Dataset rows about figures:
┄┄┄┄┄┄

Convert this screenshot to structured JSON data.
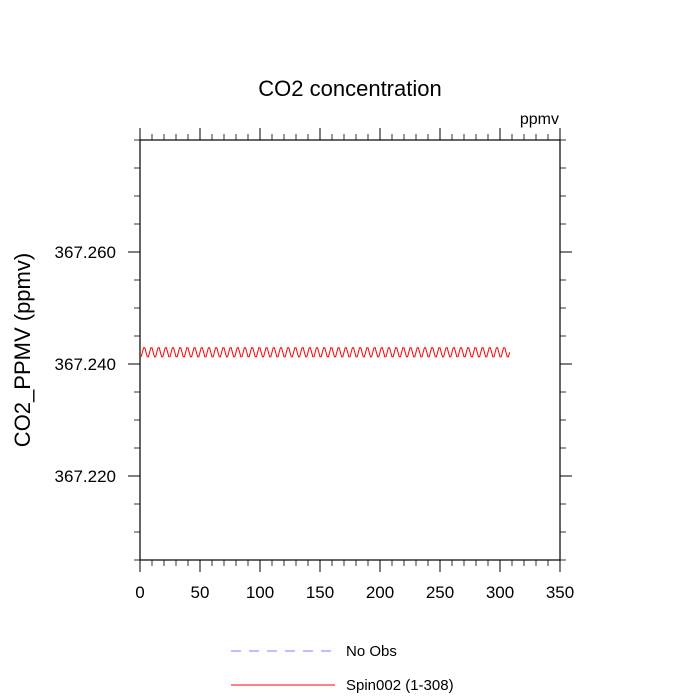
{
  "chart_data": {
    "type": "line",
    "title": "CO2 concentration",
    "units_label": "ppmv",
    "xlabel": "",
    "ylabel": "CO2_PPMV  (ppmv)",
    "xlim": [
      0,
      350
    ],
    "ylim": [
      367.205,
      367.28
    ],
    "x_ticks": [
      0,
      50,
      100,
      150,
      200,
      250,
      300,
      350
    ],
    "x_tick_labels": [
      "0",
      "50",
      "100",
      "150",
      "200",
      "250",
      "300",
      "350"
    ],
    "y_ticks": [
      367.22,
      367.24,
      367.26
    ],
    "y_tick_labels": [
      "367.220",
      "367.240",
      "367.260"
    ],
    "grid": false,
    "legend_position": "bottom-center",
    "series": [
      {
        "name": "No Obs",
        "style": "dashed",
        "color": "#8080ff",
        "x": [],
        "y": []
      },
      {
        "name": "Spin002 (1-308)",
        "style": "solid",
        "color": "#ff0000",
        "x_start": 1,
        "x_end": 308,
        "x_step": 1,
        "y_low": 367.2413,
        "y_high": 367.2429,
        "pattern": "sawtooth: rises for 3 steps then drops over 3 steps (period ~6)"
      }
    ]
  }
}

┄┄┄┄┄┄

_Required task:_ Write out all the entries again, word for word, and print no images.

_Result below:_
Convert this screenshot to structured JSON data.
{
  "chart_data": {
    "type": "line",
    "title": "CO2 concentration",
    "units_label": "ppmv",
    "xlabel": "",
    "ylabel": "CO2_PPMV  (ppmv)",
    "xlim": [
      0,
      350
    ],
    "ylim": [
      367.205,
      367.28
    ],
    "x_ticks": [
      0,
      50,
      100,
      150,
      200,
      250,
      300,
      350
    ],
    "x_tick_labels": [
      "0",
      "50",
      "100",
      "150",
      "200",
      "250",
      "300",
      "350"
    ],
    "y_ticks": [
      367.22,
      367.24,
      367.26
    ],
    "y_tick_labels": [
      "367.220",
      "367.240",
      "367.260"
    ],
    "grid": false,
    "legend_position": "bottom-center",
    "series": [
      {
        "name": "No Obs",
        "style": "dashed",
        "color": "#8080ff",
        "x": [],
        "y": []
      },
      {
        "name": "Spin002 (1-308)",
        "style": "solid",
        "color": "#ff0000",
        "x_start": 1,
        "x_end": 308,
        "x_step": 1,
        "y_low": 367.2413,
        "y_high": 367.2429,
        "pattern": "sawtooth: rises for 3 steps then drops over 3 steps (period ~6)"
      }
    ]
  }
}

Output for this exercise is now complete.